*Problem to work on*. Print all the entries verbatim.

───── Dataset excerpts ─────

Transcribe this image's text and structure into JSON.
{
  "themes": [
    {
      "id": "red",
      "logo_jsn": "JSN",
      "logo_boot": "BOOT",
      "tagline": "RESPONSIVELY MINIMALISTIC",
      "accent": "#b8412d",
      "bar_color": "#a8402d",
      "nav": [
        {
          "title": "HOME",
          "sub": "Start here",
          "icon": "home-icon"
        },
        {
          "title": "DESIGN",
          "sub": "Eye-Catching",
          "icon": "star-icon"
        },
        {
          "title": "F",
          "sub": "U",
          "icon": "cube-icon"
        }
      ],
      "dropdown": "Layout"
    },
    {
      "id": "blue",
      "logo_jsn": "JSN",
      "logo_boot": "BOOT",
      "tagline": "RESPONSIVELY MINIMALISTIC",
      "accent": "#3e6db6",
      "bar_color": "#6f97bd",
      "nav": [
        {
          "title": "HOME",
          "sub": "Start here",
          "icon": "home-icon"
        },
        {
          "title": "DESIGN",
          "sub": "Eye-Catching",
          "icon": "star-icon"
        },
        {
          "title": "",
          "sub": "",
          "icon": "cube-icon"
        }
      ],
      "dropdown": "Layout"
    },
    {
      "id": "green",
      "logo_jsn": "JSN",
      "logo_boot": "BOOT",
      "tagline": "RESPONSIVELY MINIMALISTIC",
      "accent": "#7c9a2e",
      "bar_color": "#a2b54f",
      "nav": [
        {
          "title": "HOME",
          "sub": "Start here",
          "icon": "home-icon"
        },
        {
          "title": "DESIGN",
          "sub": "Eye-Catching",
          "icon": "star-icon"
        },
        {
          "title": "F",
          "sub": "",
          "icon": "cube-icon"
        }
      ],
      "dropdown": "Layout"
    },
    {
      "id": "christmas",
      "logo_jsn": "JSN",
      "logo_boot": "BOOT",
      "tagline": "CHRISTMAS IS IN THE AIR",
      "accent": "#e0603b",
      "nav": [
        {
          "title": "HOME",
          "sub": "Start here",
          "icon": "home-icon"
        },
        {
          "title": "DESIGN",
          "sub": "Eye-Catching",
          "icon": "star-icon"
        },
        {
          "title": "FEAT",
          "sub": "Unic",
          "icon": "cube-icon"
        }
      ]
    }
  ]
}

─────

*The response*.
Transcribe this image's text and structure into JSON.
{
  "themes": [
    {
      "id": "red",
      "logo_jsn": "JSN",
      "logo_boot": "BOOT",
      "tagline": "RESPONSIVELY MINIMALISTIC",
      "accent": "#b8412d",
      "bar_color": "#a8402d",
      "nav": [
        {
          "title": "HOME",
          "sub": "Start here",
          "icon": "home-icon"
        },
        {
          "title": "DESIGN",
          "sub": "Eye-Catching",
          "icon": "star-icon"
        },
        {
          "title": "F",
          "sub": "U",
          "icon": "cube-icon"
        }
      ],
      "dropdown": "Layout"
    },
    {
      "id": "blue",
      "logo_jsn": "JSN",
      "logo_boot": "BOOT",
      "tagline": "RESPONSIVELY MINIMALISTIC",
      "accent": "#3e6db6",
      "bar_color": "#6f97bd",
      "nav": [
        {
          "title": "HOME",
          "sub": "Start here",
          "icon": "home-icon"
        },
        {
          "title": "DESIGN",
          "sub": "Eye-Catching",
          "icon": "star-icon"
        },
        {
          "title": "",
          "sub": "",
          "icon": "cube-icon"
        }
      ],
      "dropdown": "Layout"
    },
    {
      "id": "green",
      "logo_jsn": "JSN",
      "logo_boot": "BOOT",
      "tagline": "RESPONSIVELY MINIMALISTIC",
      "accent": "#7c9a2e",
      "bar_color": "#a2b54f",
      "nav": [
        {
          "title": "HOME",
          "sub": "Start here",
          "icon": "home-icon"
        },
        {
          "title": "DESIGN",
          "sub": "Eye-Catching",
          "icon": "star-icon"
        },
        {
          "title": "F",
          "sub": "",
          "icon": "cube-icon"
        }
      ],
      "dropdown": "Layout"
    },
    {
      "id": "christmas",
      "logo_jsn": "JSN",
      "logo_boot": "BOOT",
      "tagline": "CHRISTMAS IS IN THE AIR",
      "accent": "#e0603b",
      "nav": [
        {
          "title": "HOME",
          "sub": "Start here",
          "icon": "home-icon"
        },
        {
          "title": "DESIGN",
          "sub": "Eye-Catching",
          "icon": "star-icon"
        },
        {
          "title": "FEAT",
          "sub": "Unic",
          "icon": "cube-icon"
        }
      ]
    }
  ]
}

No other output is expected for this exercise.